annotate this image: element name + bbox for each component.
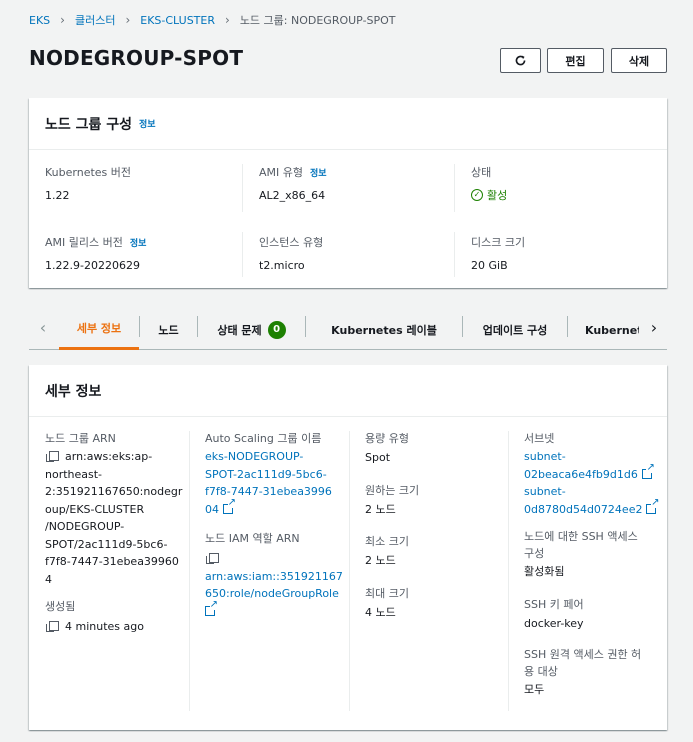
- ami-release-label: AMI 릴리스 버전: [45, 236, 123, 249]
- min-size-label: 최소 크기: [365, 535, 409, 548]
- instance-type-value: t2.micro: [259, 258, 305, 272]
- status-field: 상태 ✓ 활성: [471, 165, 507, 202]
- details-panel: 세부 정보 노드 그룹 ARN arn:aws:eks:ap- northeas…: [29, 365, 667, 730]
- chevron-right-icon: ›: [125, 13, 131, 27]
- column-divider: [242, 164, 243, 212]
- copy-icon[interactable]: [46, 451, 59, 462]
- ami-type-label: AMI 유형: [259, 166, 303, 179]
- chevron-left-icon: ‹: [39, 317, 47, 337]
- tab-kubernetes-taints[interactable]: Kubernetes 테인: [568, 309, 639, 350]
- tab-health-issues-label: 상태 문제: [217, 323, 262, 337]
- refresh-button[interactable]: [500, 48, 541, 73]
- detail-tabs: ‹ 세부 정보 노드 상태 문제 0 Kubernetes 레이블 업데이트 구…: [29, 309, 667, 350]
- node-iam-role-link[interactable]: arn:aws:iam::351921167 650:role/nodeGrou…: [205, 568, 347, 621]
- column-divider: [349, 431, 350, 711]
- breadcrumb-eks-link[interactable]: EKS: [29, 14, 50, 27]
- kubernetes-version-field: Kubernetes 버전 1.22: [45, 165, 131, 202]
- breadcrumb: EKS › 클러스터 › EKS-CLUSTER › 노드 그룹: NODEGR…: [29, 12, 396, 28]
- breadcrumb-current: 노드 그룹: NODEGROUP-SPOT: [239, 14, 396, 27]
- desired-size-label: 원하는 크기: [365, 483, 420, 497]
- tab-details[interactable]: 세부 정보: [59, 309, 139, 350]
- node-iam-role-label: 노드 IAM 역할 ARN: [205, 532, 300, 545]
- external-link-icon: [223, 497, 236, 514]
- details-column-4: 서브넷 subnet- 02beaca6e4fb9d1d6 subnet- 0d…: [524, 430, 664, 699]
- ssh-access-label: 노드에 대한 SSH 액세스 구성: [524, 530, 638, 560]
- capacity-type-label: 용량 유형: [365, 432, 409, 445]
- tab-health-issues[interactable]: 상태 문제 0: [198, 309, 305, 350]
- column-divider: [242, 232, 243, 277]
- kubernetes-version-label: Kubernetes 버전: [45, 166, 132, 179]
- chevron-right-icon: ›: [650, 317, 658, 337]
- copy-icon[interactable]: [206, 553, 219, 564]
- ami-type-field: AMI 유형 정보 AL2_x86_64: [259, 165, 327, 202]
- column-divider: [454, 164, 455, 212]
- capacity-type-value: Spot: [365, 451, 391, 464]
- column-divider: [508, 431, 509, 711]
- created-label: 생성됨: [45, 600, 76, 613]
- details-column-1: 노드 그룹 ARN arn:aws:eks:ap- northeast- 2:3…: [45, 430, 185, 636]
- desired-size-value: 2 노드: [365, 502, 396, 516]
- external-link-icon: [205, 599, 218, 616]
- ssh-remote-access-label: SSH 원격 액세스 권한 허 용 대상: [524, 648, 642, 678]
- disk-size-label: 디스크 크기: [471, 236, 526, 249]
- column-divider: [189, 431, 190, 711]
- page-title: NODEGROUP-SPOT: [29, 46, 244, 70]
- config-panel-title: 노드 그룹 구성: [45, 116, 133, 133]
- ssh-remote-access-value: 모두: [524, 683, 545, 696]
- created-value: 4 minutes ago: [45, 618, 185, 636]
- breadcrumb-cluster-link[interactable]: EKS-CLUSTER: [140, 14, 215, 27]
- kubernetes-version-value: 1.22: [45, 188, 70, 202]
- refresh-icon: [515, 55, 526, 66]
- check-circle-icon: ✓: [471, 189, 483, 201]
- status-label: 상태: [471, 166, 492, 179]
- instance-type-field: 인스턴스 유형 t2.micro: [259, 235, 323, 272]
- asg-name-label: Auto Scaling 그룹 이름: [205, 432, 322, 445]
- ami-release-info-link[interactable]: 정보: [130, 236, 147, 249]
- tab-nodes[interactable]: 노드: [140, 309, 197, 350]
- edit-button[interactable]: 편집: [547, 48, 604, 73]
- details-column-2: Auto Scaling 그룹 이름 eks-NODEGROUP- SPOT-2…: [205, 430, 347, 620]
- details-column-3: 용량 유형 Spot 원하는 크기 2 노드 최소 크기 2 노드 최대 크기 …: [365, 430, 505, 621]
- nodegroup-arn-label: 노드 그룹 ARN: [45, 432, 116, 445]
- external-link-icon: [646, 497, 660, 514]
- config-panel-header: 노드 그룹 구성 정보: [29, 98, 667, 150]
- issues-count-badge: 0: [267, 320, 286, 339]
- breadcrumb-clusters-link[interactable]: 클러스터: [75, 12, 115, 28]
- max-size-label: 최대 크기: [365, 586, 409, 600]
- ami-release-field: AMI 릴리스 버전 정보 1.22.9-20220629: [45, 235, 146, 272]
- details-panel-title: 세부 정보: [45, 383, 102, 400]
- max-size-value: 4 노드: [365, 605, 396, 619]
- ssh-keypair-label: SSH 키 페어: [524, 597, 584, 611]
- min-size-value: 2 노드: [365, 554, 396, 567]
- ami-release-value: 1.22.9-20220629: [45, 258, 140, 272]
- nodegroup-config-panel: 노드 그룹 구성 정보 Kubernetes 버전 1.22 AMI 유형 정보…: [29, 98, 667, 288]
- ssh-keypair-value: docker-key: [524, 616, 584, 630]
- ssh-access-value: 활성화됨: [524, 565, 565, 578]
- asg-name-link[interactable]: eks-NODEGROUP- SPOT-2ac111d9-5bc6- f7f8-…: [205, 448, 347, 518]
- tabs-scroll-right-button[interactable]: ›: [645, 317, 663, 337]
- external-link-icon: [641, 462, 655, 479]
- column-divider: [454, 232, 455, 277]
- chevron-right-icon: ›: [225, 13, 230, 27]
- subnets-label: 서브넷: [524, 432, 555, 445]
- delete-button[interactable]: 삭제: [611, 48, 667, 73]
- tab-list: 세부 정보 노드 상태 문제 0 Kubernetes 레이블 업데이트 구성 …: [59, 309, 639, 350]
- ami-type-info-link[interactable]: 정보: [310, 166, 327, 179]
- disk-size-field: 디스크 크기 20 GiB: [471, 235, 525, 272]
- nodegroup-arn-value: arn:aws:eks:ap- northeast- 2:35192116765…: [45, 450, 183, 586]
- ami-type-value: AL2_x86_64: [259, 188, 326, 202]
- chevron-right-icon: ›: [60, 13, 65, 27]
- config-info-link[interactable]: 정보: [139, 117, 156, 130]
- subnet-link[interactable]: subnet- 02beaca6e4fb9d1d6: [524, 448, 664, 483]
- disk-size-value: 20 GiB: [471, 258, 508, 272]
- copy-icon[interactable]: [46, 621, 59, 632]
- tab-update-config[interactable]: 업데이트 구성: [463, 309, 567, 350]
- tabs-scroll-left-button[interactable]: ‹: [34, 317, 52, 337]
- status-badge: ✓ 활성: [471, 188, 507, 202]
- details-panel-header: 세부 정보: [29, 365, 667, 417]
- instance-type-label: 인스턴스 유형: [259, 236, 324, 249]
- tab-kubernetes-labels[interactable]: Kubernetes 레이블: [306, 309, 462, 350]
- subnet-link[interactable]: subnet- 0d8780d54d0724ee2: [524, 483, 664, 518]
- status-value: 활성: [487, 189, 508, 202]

+ + + +

● **Exercise requirements**:
Revise all of the items above so that each occurrence of "column-divider" becomes "column-separator", with nothing else changed. Leave the pictures out.

● **Answer for the task**:
annotate this image: element name + bbox for each component.
- ami-release-label: AMI 릴리스 버전: [45, 236, 123, 249]
- min-size-label: 최소 크기: [365, 535, 409, 548]
- instance-type-value: t2.micro: [259, 258, 305, 272]
- status-field: 상태 ✓ 활성: [471, 165, 507, 202]
- details-panel: 세부 정보 노드 그룹 ARN arn:aws:eks:ap- northeas…: [29, 365, 667, 730]
- chevron-right-icon: ›: [125, 13, 131, 27]
- column-separator: [242, 164, 243, 212]
- copy-icon[interactable]: [46, 451, 59, 462]
- ami-type-label: AMI 유형: [259, 166, 303, 179]
- chevron-left-icon: ‹: [39, 317, 47, 337]
- tab-kubernetes-taints[interactable]: Kubernetes 테인: [568, 309, 639, 350]
- tab-health-issues-label: 상태 문제: [217, 323, 262, 337]
- refresh-button[interactable]: [500, 48, 541, 73]
- detail-tabs: ‹ 세부 정보 노드 상태 문제 0 Kubernetes 레이블 업데이트 구…: [29, 309, 667, 350]
- node-iam-role-link[interactable]: arn:aws:iam::351921167 650:role/nodeGrou…: [205, 568, 347, 621]
- column-separator: [349, 431, 350, 711]
- breadcrumb-eks-link[interactable]: EKS: [29, 14, 50, 27]
- kubernetes-version-field: Kubernetes 버전 1.22: [45, 165, 131, 202]
- breadcrumb: EKS › 클러스터 › EKS-CLUSTER › 노드 그룹: NODEGR…: [29, 12, 396, 28]
- breadcrumb-current: 노드 그룹: NODEGROUP-SPOT: [239, 14, 396, 27]
- desired-size-label: 원하는 크기: [365, 483, 420, 497]
- tab-details[interactable]: 세부 정보: [59, 309, 139, 350]
- node-iam-role-label: 노드 IAM 역할 ARN: [205, 532, 300, 545]
- external-link-icon: [223, 497, 236, 514]
- details-column-4: 서브넷 subnet- 02beaca6e4fb9d1d6 subnet- 0d…: [524, 430, 664, 699]
- ssh-access-label: 노드에 대한 SSH 액세스 구성: [524, 530, 638, 560]
- capacity-type-label: 용량 유형: [365, 432, 409, 445]
- tab-health-issues[interactable]: 상태 문제 0: [198, 309, 305, 350]
- column-separator: [242, 232, 243, 277]
- kubernetes-version-label: Kubernetes 버전: [45, 166, 132, 179]
- chevron-right-icon: ›: [650, 317, 658, 337]
- copy-icon[interactable]: [206, 553, 219, 564]
- ami-type-field: AMI 유형 정보 AL2_x86_64: [259, 165, 327, 202]
- column-separator: [454, 164, 455, 212]
- capacity-type-value: Spot: [365, 451, 391, 464]
- column-separator: [508, 431, 509, 711]
- created-label: 생성됨: [45, 600, 76, 613]
- details-column-1: 노드 그룹 ARN arn:aws:eks:ap- northeast- 2:3…: [45, 430, 185, 636]
- desired-size-value: 2 노드: [365, 502, 396, 516]
- external-link-icon: [205, 599, 218, 616]
- ssh-remote-access-label: SSH 원격 액세스 권한 허 용 대상: [524, 648, 642, 678]
- disk-size-label: 디스크 크기: [471, 236, 526, 249]
- column-separator: [189, 431, 190, 711]
- page-title: NODEGROUP-SPOT: [29, 46, 244, 70]
- config-panel-title: 노드 그룹 구성: [45, 116, 133, 133]
- ssh-remote-access-value: 모두: [524, 683, 545, 696]
- created-value: 4 minutes ago: [45, 618, 185, 636]
- breadcrumb-cluster-link[interactable]: EKS-CLUSTER: [140, 14, 215, 27]
- kubernetes-version-value: 1.22: [45, 188, 70, 202]
- refresh-icon: [515, 55, 526, 66]
- check-circle-icon: ✓: [471, 189, 483, 201]
- status-label: 상태: [471, 166, 492, 179]
- instance-type-field: 인스턴스 유형 t2.micro: [259, 235, 323, 272]
- asg-name-label: Auto Scaling 그룹 이름: [205, 432, 322, 445]
- ami-release-info-link[interactable]: 정보: [130, 236, 147, 249]
- tab-nodes[interactable]: 노드: [140, 309, 197, 350]
- edit-button[interactable]: 편집: [547, 48, 604, 73]
- details-column-2: Auto Scaling 그룹 이름 eks-NODEGROUP- SPOT-2…: [205, 430, 347, 620]
- details-column-3: 용량 유형 Spot 원하는 크기 2 노드 최소 크기 2 노드 최대 크기 …: [365, 430, 505, 621]
- nodegroup-arn-label: 노드 그룹 ARN: [45, 432, 116, 445]
- external-link-icon: [646, 497, 660, 514]
- config-panel-header: 노드 그룹 구성 정보: [29, 98, 667, 150]
- issues-count-badge: 0: [267, 320, 286, 339]
- breadcrumb-clusters-link[interactable]: 클러스터: [75, 12, 115, 28]
- max-size-label: 최대 크기: [365, 586, 409, 600]
- ami-release-field: AMI 릴리스 버전 정보 1.22.9-20220629: [45, 235, 146, 272]
- details-panel-title: 세부 정보: [45, 383, 102, 400]
- max-size-value: 4 노드: [365, 605, 396, 619]
- ssh-keypair-label: SSH 키 페어: [524, 597, 584, 611]
- min-size-value: 2 노드: [365, 554, 396, 567]
- ami-release-value: 1.22.9-20220629: [45, 258, 140, 272]
- nodegroup-config-panel: 노드 그룹 구성 정보 Kubernetes 버전 1.22 AMI 유형 정보…: [29, 98, 667, 288]
- ssh-keypair-value: docker-key: [524, 616, 584, 630]
- ssh-access-value: 활성화됨: [524, 565, 565, 578]
- asg-name-link[interactable]: eks-NODEGROUP- SPOT-2ac111d9-5bc6- f7f8-…: [205, 448, 347, 518]
- tabs-scroll-right-button[interactable]: ›: [645, 317, 663, 337]
- external-link-icon: [641, 462, 655, 479]
- column-separator: [454, 232, 455, 277]
- chevron-right-icon: ›: [225, 13, 230, 27]
- subnets-label: 서브넷: [524, 432, 555, 445]
- delete-button[interactable]: 삭제: [611, 48, 667, 73]
- tab-list: 세부 정보 노드 상태 문제 0 Kubernetes 레이블 업데이트 구성 …: [59, 309, 639, 350]
- ami-type-info-link[interactable]: 정보: [310, 166, 327, 179]
- disk-size-field: 디스크 크기 20 GiB: [471, 235, 525, 272]
- nodegroup-arn-value: arn:aws:eks:ap- northeast- 2:35192116765…: [45, 450, 183, 586]
- ami-type-value: AL2_x86_64: [259, 188, 326, 202]
- chevron-right-icon: ›: [60, 13, 65, 27]
- config-info-link[interactable]: 정보: [139, 117, 156, 130]
- subnet-link[interactable]: subnet- 02beaca6e4fb9d1d6: [524, 448, 664, 483]
- disk-size-value: 20 GiB: [471, 258, 508, 272]
- copy-icon[interactable]: [46, 621, 59, 632]
- tab-update-config[interactable]: 업데이트 구성: [463, 309, 567, 350]
- tabs-scroll-left-button[interactable]: ‹: [34, 317, 52, 337]
- status-badge: ✓ 활성: [471, 188, 507, 202]
- details-panel-header: 세부 정보: [29, 365, 667, 417]
- instance-type-label: 인스턴스 유형: [259, 236, 324, 249]
- tab-kubernetes-labels[interactable]: Kubernetes 레이블: [306, 309, 462, 350]
- subnet-link[interactable]: subnet- 0d8780d54d0724ee2: [524, 483, 664, 518]
- status-value: 활성: [487, 189, 508, 202]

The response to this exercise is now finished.